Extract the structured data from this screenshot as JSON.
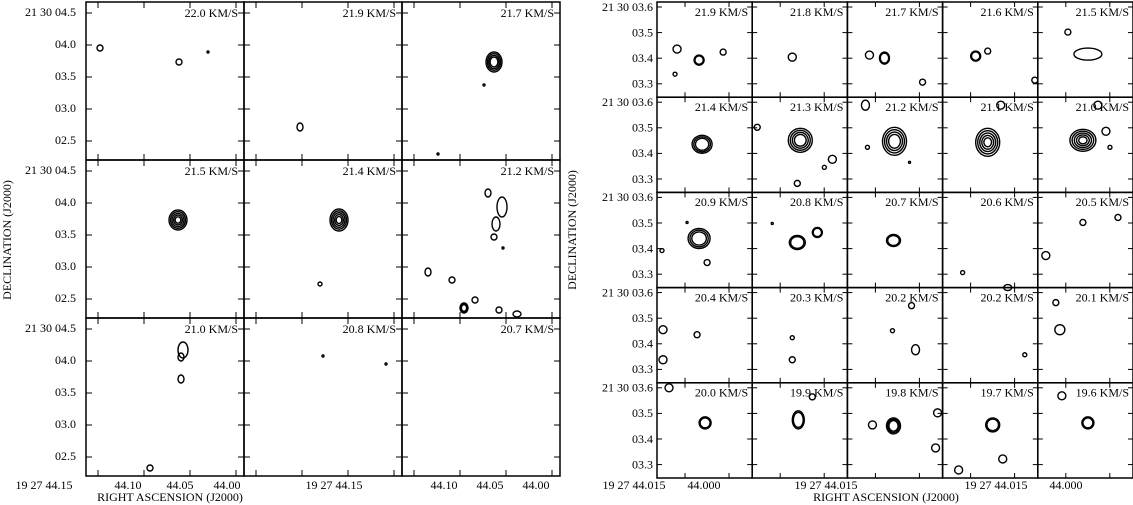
{
  "left_figure": {
    "panels": [
      "22.0 KM/S",
      "21.9 KM/S",
      "21.7 KM/S",
      "21.5 KM/S",
      "21.4 KM/S",
      "21.2 KM/S",
      "21.0 KM/S",
      "20.8 KM/S",
      "20.7 KM/S"
    ],
    "y_ticks": [
      [
        "21 30 04.5",
        "04.0",
        "03.5",
        "03.0",
        "02.5"
      ],
      [
        "21 30 04.5",
        "04.0",
        "03.5",
        "03.0",
        "02.5"
      ],
      [
        "21 30 04.5",
        "04.0",
        "03.5",
        "03.0",
        "02.5"
      ]
    ],
    "x_ticks": [
      [
        "19 27 44.15",
        "44.10",
        "44.05",
        "44.00"
      ],
      [
        "19 27 44.15"
      ],
      [
        "44.10",
        "44.05",
        "44.00"
      ]
    ],
    "x_label": "RIGHT ASCENSION (J2000)",
    "y_label": "DECLINATION (J2000)"
  },
  "right_figure": {
    "panels": [
      "21.9 KM/S",
      "21.8 KM/S",
      "21.7 KM/S",
      "21.6 KM/S",
      "21.5 KM/S",
      "21.4 KM/S",
      "21.3 KM/S",
      "21.2 KM/S",
      "21.1 KM/S",
      "21.0 KM/S",
      "20.9 KM/S",
      "20.8 KM/S",
      "20.7 KM/S",
      "20.6 KM/S",
      "20.5 KM/S",
      "20.4 KM/S",
      "20.3 KM/S",
      "20.2 KM/S",
      "20.2 KM/S",
      "20.1 KM/S",
      "20.0 KM/S",
      "19.9 KM/S",
      "19.8 KM/S",
      "19.7 KM/S",
      "19.6 KM/S"
    ],
    "y_ticks": [
      [
        "21 30 03.6",
        "03.5",
        "03.4",
        "03.3"
      ],
      [
        "21 30 03.6",
        "03.5",
        "03.4",
        "03.3"
      ],
      [
        "21 30 03.6",
        "03.5",
        "03.4",
        "03.3"
      ],
      [
        "21 30 03.6",
        "03.5",
        "03.4",
        "03.3"
      ],
      [
        "21 30 03.6",
        "03.5",
        "03.4",
        "03.3"
      ]
    ],
    "x_ticks": [
      [
        "19 27 44.015",
        "44.000"
      ],
      [
        "19 27 44.015"
      ],
      [
        "19 27 44.015",
        "44.000"
      ]
    ],
    "x_label": "RIGHT ASCENSION (J2000)",
    "y_label": "DECLINATION (J2000)"
  }
}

REQUIREMENT
Pictures are excluded; output everything else in the data verbatim.

ANSWER TO THE PROBLEM
Extract the structured data from this screenshot as JSON.
{
  "left_figure": {
    "panels": [
      "22.0 KM/S",
      "21.9 KM/S",
      "21.7 KM/S",
      "21.5 KM/S",
      "21.4 KM/S",
      "21.2 KM/S",
      "21.0 KM/S",
      "20.8 KM/S",
      "20.7 KM/S"
    ],
    "y_ticks": [
      [
        "21 30 04.5",
        "04.0",
        "03.5",
        "03.0",
        "02.5"
      ],
      [
        "21 30 04.5",
        "04.0",
        "03.5",
        "03.0",
        "02.5"
      ],
      [
        "21 30 04.5",
        "04.0",
        "03.5",
        "03.0",
        "02.5"
      ]
    ],
    "x_ticks": [
      [
        "19 27 44.15",
        "44.10",
        "44.05",
        "44.00"
      ],
      [
        "19 27 44.15"
      ],
      [
        "44.10",
        "44.05",
        "44.00"
      ]
    ],
    "x_label": "RIGHT ASCENSION (J2000)",
    "y_label": "DECLINATION (J2000)"
  },
  "right_figure": {
    "panels": [
      "21.9 KM/S",
      "21.8 KM/S",
      "21.7 KM/S",
      "21.6 KM/S",
      "21.5 KM/S",
      "21.4 KM/S",
      "21.3 KM/S",
      "21.2 KM/S",
      "21.1 KM/S",
      "21.0 KM/S",
      "20.9 KM/S",
      "20.8 KM/S",
      "20.7 KM/S",
      "20.6 KM/S",
      "20.5 KM/S",
      "20.4 KM/S",
      "20.3 KM/S",
      "20.2 KM/S",
      "20.2 KM/S",
      "20.1 KM/S",
      "20.0 KM/S",
      "19.9 KM/S",
      "19.8 KM/S",
      "19.7 KM/S",
      "19.6 KM/S"
    ],
    "y_ticks": [
      [
        "21 30 03.6",
        "03.5",
        "03.4",
        "03.3"
      ],
      [
        "21 30 03.6",
        "03.5",
        "03.4",
        "03.3"
      ],
      [
        "21 30 03.6",
        "03.5",
        "03.4",
        "03.3"
      ],
      [
        "21 30 03.6",
        "03.5",
        "03.4",
        "03.3"
      ],
      [
        "21 30 03.6",
        "03.5",
        "03.4",
        "03.3"
      ]
    ],
    "x_ticks": [
      [
        "19 27 44.015",
        "44.000"
      ],
      [
        "19 27 44.015"
      ],
      [
        "19 27 44.015",
        "44.000"
      ]
    ],
    "x_label": "RIGHT ASCENSION (J2000)",
    "y_label": "DECLINATION (J2000)"
  }
}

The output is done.